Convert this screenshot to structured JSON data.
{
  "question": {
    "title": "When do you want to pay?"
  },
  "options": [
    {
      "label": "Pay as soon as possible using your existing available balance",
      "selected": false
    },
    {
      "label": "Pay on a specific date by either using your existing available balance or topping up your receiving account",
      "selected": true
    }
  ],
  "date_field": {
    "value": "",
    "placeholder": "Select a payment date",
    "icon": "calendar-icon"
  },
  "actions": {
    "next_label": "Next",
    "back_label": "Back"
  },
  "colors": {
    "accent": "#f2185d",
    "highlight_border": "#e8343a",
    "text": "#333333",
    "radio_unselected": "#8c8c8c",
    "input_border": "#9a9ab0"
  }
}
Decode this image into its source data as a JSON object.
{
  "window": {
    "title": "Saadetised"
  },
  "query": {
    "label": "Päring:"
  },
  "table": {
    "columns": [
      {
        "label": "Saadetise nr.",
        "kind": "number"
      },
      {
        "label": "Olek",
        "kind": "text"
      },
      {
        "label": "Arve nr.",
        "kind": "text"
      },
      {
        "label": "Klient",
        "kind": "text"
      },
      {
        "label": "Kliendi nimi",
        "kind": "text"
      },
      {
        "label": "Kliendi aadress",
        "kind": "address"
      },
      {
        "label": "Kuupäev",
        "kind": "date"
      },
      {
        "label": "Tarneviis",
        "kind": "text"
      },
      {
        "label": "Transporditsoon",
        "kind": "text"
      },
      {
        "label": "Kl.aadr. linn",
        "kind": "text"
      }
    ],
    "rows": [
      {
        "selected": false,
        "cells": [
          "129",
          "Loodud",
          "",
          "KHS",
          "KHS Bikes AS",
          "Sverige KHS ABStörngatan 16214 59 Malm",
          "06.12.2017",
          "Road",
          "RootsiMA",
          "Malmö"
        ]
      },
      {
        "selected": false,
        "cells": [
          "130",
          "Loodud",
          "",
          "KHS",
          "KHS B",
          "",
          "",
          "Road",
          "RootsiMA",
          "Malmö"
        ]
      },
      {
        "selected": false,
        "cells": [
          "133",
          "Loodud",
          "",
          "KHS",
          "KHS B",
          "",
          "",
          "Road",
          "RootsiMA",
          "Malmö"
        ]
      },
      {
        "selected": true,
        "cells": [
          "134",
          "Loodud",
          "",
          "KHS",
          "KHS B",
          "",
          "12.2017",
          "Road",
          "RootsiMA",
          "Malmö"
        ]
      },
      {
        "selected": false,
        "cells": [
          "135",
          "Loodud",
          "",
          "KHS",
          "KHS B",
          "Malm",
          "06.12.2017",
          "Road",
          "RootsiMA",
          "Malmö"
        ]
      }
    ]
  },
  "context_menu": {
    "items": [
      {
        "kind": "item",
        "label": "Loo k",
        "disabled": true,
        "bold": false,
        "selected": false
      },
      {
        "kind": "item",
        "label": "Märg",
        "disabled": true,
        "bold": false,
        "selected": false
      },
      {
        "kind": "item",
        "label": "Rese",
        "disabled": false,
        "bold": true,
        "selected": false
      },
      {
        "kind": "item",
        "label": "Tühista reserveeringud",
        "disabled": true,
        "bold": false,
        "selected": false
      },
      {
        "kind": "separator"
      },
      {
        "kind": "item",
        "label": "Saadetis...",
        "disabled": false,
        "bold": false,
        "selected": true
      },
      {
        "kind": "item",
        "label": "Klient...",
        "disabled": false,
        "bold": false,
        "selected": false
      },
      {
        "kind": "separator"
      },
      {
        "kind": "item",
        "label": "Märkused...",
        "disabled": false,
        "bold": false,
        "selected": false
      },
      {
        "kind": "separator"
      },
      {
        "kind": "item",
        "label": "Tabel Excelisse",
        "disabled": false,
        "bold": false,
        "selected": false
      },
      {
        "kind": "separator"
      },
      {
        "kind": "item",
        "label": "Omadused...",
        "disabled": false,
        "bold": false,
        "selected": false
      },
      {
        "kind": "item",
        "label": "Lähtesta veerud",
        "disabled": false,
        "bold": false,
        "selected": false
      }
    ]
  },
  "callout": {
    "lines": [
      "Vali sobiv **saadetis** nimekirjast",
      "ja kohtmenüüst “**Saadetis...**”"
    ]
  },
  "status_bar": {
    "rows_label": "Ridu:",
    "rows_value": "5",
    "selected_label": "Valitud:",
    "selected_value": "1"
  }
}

________

Problem to solve
Reproduce all the records precisely.

Output below
Convert this screenshot to structured JSON data.
{
  "question": {
    "title": "When do you want to pay?"
  },
  "options": [
    {
      "label": "Pay as soon as possible using your existing available balance",
      "selected": false
    },
    {
      "label": "Pay on a specific date by either using your existing available balance or topping up your receiving account",
      "selected": true
    }
  ],
  "date_field": {
    "value": "",
    "placeholder": "Select a payment date",
    "icon": "calendar-icon"
  },
  "actions": {
    "next_label": "Next",
    "back_label": "Back"
  },
  "colors": {
    "accent": "#f2185d",
    "highlight_border": "#e8343a",
    "text": "#333333",
    "radio_unselected": "#8c8c8c",
    "input_border": "#9a9ab0"
  }
}
Decode this image into its source data as a JSON object.
{
  "window": {
    "title": "Saadetised"
  },
  "query": {
    "label": "Päring:"
  },
  "table": {
    "columns": [
      {
        "label": "Saadetise nr.",
        "kind": "number"
      },
      {
        "label": "Olek",
        "kind": "text"
      },
      {
        "label": "Arve nr.",
        "kind": "text"
      },
      {
        "label": "Klient",
        "kind": "text"
      },
      {
        "label": "Kliendi nimi",
        "kind": "text"
      },
      {
        "label": "Kliendi aadress",
        "kind": "address"
      },
      {
        "label": "Kuupäev",
        "kind": "date"
      },
      {
        "label": "Tarneviis",
        "kind": "text"
      },
      {
        "label": "Transporditsoon",
        "kind": "text"
      },
      {
        "label": "Kl.aadr. linn",
        "kind": "text"
      }
    ],
    "rows": [
      {
        "selected": false,
        "cells": [
          "129",
          "Loodud",
          "",
          "KHS",
          "KHS Bikes AS",
          "Sverige KHS ABStörngatan 16214 59 Malm",
          "06.12.2017",
          "Road",
          "RootsiMA",
          "Malmö"
        ]
      },
      {
        "selected": false,
        "cells": [
          "130",
          "Loodud",
          "",
          "KHS",
          "KHS B",
          "",
          "",
          "Road",
          "RootsiMA",
          "Malmö"
        ]
      },
      {
        "selected": false,
        "cells": [
          "133",
          "Loodud",
          "",
          "KHS",
          "KHS B",
          "",
          "",
          "Road",
          "RootsiMA",
          "Malmö"
        ]
      },
      {
        "selected": true,
        "cells": [
          "134",
          "Loodud",
          "",
          "KHS",
          "KHS B",
          "",
          "12.2017",
          "Road",
          "RootsiMA",
          "Malmö"
        ]
      },
      {
        "selected": false,
        "cells": [
          "135",
          "Loodud",
          "",
          "KHS",
          "KHS B",
          "Malm",
          "06.12.2017",
          "Road",
          "RootsiMA",
          "Malmö"
        ]
      }
    ]
  },
  "context_menu": {
    "items": [
      {
        "kind": "item",
        "label": "Loo k",
        "disabled": true,
        "bold": false,
        "selected": false
      },
      {
        "kind": "item",
        "label": "Märg",
        "disabled": true,
        "bold": false,
        "selected": false
      },
      {
        "kind": "item",
        "label": "Rese",
        "disabled": false,
        "bold": true,
        "selected": false
      },
      {
        "kind": "item",
        "label": "Tühista reserveeringud",
        "disabled": true,
        "bold": false,
        "selected": false
      },
      {
        "kind": "separator"
      },
      {
        "kind": "item",
        "label": "Saadetis...",
        "disabled": false,
        "bold": false,
        "selected": true
      },
      {
        "kind": "item",
        "label": "Klient...",
        "disabled": false,
        "bold": false,
        "selected": false
      },
      {
        "kind": "separator"
      },
      {
        "kind": "item",
        "label": "Märkused...",
        "disabled": false,
        "bold": false,
        "selected": false
      },
      {
        "kind": "separator"
      },
      {
        "kind": "item",
        "label": "Tabel Excelisse",
        "disabled": false,
        "bold": false,
        "selected": false
      },
      {
        "kind": "separator"
      },
      {
        "kind": "item",
        "label": "Omadused...",
        "disabled": false,
        "bold": false,
        "selected": false
      },
      {
        "kind": "item",
        "label": "Lähtesta veerud",
        "disabled": false,
        "bold": false,
        "selected": false
      }
    ]
  },
  "callout": {
    "lines": [
      "Vali sobiv **saadetis** nimekirjast",
      "ja kohtmenüüst “**Saadetis...**”"
    ]
  },
  "status_bar": {
    "rows_label": "Ridu:",
    "rows_value": "5",
    "selected_label": "Valitud:",
    "selected_value": "1"
  }
}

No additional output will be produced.